• _ASSIGNMENT_
Go through the listing that follows and report the number of lines with the string "woher" in them, nothing more.

◇ ◇ ◇ ◇ ◇ ◇ ◇

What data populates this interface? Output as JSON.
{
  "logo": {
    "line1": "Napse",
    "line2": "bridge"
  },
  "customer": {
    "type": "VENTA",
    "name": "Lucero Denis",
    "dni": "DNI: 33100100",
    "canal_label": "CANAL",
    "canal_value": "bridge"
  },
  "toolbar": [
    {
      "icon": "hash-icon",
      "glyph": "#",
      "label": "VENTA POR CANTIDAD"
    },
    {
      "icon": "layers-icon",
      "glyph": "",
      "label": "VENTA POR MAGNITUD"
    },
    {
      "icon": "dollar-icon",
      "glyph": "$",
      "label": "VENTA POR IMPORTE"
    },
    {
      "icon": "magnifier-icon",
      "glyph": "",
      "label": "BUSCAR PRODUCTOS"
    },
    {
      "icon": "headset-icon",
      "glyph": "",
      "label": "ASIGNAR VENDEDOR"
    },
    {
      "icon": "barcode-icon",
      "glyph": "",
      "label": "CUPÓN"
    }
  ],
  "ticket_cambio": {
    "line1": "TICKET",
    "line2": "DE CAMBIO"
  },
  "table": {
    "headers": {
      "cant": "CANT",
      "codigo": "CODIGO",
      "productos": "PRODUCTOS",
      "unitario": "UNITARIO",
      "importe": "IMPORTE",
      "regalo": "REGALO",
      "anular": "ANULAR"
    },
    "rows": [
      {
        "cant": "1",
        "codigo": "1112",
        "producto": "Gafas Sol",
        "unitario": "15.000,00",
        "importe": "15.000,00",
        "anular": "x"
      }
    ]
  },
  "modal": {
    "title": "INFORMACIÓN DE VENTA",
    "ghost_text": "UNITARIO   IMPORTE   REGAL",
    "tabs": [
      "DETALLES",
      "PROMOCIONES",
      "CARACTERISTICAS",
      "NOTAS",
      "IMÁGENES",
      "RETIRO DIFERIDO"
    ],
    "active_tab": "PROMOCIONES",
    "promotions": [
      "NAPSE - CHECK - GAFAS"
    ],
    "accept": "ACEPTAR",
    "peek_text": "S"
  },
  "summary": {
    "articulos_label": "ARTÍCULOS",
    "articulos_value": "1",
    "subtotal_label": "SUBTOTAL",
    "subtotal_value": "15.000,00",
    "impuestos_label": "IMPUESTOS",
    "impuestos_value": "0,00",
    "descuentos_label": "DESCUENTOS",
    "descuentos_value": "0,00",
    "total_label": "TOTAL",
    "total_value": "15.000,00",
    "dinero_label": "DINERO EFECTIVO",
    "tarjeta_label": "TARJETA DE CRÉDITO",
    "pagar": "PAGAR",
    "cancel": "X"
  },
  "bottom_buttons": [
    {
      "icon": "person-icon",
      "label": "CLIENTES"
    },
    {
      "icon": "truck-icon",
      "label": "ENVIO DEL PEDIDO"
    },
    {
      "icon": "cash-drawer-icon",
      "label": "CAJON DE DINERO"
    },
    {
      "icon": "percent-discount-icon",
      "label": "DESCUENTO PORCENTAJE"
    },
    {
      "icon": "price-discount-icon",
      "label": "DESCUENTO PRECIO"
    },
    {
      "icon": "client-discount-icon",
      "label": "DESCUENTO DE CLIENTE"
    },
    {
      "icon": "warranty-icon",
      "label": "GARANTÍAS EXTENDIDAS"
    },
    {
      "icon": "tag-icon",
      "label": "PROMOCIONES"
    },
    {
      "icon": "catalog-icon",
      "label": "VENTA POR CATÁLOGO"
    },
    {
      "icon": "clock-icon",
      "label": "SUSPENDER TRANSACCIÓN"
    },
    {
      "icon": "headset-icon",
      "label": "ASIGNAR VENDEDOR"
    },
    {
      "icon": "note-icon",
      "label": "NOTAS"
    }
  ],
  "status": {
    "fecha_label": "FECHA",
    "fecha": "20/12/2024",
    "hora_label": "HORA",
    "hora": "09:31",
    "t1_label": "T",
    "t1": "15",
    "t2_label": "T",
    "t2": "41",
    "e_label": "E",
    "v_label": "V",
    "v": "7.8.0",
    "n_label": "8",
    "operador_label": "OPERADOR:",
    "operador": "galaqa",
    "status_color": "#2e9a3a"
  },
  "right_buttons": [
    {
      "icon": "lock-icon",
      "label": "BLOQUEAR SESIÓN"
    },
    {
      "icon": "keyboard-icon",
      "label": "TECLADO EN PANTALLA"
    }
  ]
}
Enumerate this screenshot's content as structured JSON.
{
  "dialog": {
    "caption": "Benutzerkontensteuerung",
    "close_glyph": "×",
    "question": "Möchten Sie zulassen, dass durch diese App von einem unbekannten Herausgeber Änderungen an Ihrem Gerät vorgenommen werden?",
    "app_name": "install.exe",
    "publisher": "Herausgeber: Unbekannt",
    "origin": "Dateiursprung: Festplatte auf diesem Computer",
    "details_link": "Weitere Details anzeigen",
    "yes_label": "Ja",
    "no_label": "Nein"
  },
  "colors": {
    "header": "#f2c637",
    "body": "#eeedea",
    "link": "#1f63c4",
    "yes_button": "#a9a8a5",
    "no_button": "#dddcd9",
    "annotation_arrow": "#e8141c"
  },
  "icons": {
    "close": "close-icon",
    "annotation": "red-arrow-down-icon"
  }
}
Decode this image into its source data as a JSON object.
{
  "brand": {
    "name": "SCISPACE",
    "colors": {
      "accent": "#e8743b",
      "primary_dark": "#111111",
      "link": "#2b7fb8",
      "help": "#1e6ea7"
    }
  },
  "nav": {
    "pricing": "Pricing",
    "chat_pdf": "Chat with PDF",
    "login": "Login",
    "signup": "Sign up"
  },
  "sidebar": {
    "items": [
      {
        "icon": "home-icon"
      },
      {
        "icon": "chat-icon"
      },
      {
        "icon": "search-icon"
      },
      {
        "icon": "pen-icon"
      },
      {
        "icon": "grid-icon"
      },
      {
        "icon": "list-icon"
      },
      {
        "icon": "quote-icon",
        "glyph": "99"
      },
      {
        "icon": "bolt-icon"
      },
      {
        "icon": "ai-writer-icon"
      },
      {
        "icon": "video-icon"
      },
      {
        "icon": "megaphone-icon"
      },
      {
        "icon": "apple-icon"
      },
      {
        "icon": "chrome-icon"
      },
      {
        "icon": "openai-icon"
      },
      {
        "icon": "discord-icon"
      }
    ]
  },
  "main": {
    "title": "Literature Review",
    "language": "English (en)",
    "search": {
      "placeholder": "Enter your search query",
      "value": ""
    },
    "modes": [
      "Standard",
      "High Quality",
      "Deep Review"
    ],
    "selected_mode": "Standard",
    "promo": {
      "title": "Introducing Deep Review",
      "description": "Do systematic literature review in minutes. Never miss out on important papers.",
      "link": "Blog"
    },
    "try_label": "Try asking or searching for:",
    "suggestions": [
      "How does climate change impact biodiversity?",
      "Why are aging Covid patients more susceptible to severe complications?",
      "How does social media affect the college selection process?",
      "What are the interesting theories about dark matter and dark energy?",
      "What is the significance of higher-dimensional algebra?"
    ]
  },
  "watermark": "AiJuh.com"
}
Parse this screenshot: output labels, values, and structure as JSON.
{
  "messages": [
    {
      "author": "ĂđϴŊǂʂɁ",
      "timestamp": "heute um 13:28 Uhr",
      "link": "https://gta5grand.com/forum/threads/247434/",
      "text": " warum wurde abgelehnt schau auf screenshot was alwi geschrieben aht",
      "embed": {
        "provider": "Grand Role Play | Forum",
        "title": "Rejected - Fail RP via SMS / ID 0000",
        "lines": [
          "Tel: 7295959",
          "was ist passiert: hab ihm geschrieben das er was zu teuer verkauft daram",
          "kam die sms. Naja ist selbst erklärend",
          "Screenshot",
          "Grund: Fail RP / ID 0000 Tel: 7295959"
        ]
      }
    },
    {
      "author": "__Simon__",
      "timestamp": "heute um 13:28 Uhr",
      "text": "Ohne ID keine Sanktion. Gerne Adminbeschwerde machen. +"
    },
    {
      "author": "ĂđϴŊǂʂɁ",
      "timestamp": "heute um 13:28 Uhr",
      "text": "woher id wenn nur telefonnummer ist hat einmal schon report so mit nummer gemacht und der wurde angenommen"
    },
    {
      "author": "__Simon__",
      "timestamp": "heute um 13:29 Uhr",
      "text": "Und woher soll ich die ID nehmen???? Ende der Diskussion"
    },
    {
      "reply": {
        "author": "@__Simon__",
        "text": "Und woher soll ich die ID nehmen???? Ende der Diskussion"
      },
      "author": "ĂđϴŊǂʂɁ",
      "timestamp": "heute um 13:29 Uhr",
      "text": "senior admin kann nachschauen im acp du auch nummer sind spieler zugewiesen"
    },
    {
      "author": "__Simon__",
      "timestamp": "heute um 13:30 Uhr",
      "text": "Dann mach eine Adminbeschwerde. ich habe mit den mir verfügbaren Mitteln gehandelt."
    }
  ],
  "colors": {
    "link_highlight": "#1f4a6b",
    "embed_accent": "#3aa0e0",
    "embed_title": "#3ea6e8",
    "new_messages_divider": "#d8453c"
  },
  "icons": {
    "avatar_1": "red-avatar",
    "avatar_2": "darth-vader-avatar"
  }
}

◇ ◇ ◇ ◇ ◇ ◇ ◇

• _EXERCISE RESPONSE_
3